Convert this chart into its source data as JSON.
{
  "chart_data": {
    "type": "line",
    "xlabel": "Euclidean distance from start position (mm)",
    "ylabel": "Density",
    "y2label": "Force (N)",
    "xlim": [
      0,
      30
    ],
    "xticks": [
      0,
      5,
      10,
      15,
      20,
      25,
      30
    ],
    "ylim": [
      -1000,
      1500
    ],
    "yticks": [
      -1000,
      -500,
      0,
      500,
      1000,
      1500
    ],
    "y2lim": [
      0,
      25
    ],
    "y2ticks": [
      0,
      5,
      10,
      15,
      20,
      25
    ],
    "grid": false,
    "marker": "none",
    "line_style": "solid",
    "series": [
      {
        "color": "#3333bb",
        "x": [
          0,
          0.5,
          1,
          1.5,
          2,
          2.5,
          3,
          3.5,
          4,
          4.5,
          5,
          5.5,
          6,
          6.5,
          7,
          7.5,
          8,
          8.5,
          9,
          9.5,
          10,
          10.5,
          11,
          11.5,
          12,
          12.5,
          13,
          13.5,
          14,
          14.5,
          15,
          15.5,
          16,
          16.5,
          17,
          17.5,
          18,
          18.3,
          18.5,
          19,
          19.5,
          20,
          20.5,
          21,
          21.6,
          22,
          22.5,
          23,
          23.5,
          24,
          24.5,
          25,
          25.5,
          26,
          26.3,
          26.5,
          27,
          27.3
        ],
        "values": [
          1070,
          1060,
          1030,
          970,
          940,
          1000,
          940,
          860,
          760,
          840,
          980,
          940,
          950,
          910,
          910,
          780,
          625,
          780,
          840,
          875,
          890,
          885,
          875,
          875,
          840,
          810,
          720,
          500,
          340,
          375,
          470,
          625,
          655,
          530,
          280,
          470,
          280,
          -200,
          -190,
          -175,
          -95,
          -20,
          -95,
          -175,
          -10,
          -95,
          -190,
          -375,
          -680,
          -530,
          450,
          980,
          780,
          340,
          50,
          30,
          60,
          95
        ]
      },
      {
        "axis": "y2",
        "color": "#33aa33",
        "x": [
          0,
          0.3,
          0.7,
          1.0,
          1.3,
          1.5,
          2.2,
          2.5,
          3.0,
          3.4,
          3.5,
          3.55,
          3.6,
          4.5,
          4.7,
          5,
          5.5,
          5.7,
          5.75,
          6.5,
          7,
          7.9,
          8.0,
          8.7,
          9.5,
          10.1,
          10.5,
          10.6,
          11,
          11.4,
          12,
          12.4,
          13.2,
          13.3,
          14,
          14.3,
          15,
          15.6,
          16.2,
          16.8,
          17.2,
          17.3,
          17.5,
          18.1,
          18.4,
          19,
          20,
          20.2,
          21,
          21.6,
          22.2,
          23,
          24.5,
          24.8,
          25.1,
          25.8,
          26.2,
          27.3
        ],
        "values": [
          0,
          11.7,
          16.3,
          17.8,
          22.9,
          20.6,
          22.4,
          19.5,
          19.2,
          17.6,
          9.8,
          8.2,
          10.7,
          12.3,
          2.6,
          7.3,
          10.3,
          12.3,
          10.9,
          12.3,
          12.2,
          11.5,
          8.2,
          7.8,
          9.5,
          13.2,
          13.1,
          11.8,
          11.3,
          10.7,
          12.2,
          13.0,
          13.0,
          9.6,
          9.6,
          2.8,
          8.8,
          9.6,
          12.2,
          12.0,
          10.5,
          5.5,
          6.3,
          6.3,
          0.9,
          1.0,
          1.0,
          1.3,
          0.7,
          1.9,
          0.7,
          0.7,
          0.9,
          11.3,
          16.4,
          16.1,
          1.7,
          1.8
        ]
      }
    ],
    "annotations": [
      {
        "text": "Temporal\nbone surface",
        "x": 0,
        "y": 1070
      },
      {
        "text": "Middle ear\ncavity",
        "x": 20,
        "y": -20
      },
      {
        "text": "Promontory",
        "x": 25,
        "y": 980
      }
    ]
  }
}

__WHAT YOU HAVE TO DO__:
Please set down all the data word for word.

__REPLY__:
Convert this chart into its source data as JSON.
{
  "chart_data": {
    "type": "line",
    "xlabel": "Euclidean distance from start position (mm)",
    "ylabel": "Density",
    "y2label": "Force (N)",
    "xlim": [
      0,
      30
    ],
    "xticks": [
      0,
      5,
      10,
      15,
      20,
      25,
      30
    ],
    "ylim": [
      -1000,
      1500
    ],
    "yticks": [
      -1000,
      -500,
      0,
      500,
      1000,
      1500
    ],
    "y2lim": [
      0,
      25
    ],
    "y2ticks": [
      0,
      5,
      10,
      15,
      20,
      25
    ],
    "grid": false,
    "marker": "none",
    "line_style": "solid",
    "series": [
      {
        "color": "#3333bb",
        "x": [
          0,
          0.5,
          1,
          1.5,
          2,
          2.5,
          3,
          3.5,
          4,
          4.5,
          5,
          5.5,
          6,
          6.5,
          7,
          7.5,
          8,
          8.5,
          9,
          9.5,
          10,
          10.5,
          11,
          11.5,
          12,
          12.5,
          13,
          13.5,
          14,
          14.5,
          15,
          15.5,
          16,
          16.5,
          17,
          17.5,
          18,
          18.3,
          18.5,
          19,
          19.5,
          20,
          20.5,
          21,
          21.6,
          22,
          22.5,
          23,
          23.5,
          24,
          24.5,
          25,
          25.5,
          26,
          26.3,
          26.5,
          27,
          27.3
        ],
        "values": [
          1070,
          1060,
          1030,
          970,
          940,
          1000,
          940,
          860,
          760,
          840,
          980,
          940,
          950,
          910,
          910,
          780,
          625,
          780,
          840,
          875,
          890,
          885,
          875,
          875,
          840,
          810,
          720,
          500,
          340,
          375,
          470,
          625,
          655,
          530,
          280,
          470,
          280,
          -200,
          -190,
          -175,
          -95,
          -20,
          -95,
          -175,
          -10,
          -95,
          -190,
          -375,
          -680,
          -530,
          450,
          980,
          780,
          340,
          50,
          30,
          60,
          95
        ]
      },
      {
        "axis": "y2",
        "color": "#33aa33",
        "x": [
          0,
          0.3,
          0.7,
          1.0,
          1.3,
          1.5,
          2.2,
          2.5,
          3.0,
          3.4,
          3.5,
          3.55,
          3.6,
          4.5,
          4.7,
          5,
          5.5,
          5.7,
          5.75,
          6.5,
          7,
          7.9,
          8.0,
          8.7,
          9.5,
          10.1,
          10.5,
          10.6,
          11,
          11.4,
          12,
          12.4,
          13.2,
          13.3,
          14,
          14.3,
          15,
          15.6,
          16.2,
          16.8,
          17.2,
          17.3,
          17.5,
          18.1,
          18.4,
          19,
          20,
          20.2,
          21,
          21.6,
          22.2,
          23,
          24.5,
          24.8,
          25.1,
          25.8,
          26.2,
          27.3
        ],
        "values": [
          0,
          11.7,
          16.3,
          17.8,
          22.9,
          20.6,
          22.4,
          19.5,
          19.2,
          17.6,
          9.8,
          8.2,
          10.7,
          12.3,
          2.6,
          7.3,
          10.3,
          12.3,
          10.9,
          12.3,
          12.2,
          11.5,
          8.2,
          7.8,
          9.5,
          13.2,
          13.1,
          11.8,
          11.3,
          10.7,
          12.2,
          13.0,
          13.0,
          9.6,
          9.6,
          2.8,
          8.8,
          9.6,
          12.2,
          12.0,
          10.5,
          5.5,
          6.3,
          6.3,
          0.9,
          1.0,
          1.0,
          1.3,
          0.7,
          1.9,
          0.7,
          0.7,
          0.9,
          11.3,
          16.4,
          16.1,
          1.7,
          1.8
        ]
      }
    ],
    "annotations": [
      {
        "text": "Temporal\nbone surface",
        "x": 0,
        "y": 1070
      },
      {
        "text": "Middle ear\ncavity",
        "x": 20,
        "y": -20
      },
      {
        "text": "Promontory",
        "x": 25,
        "y": 980
      }
    ]
  }
}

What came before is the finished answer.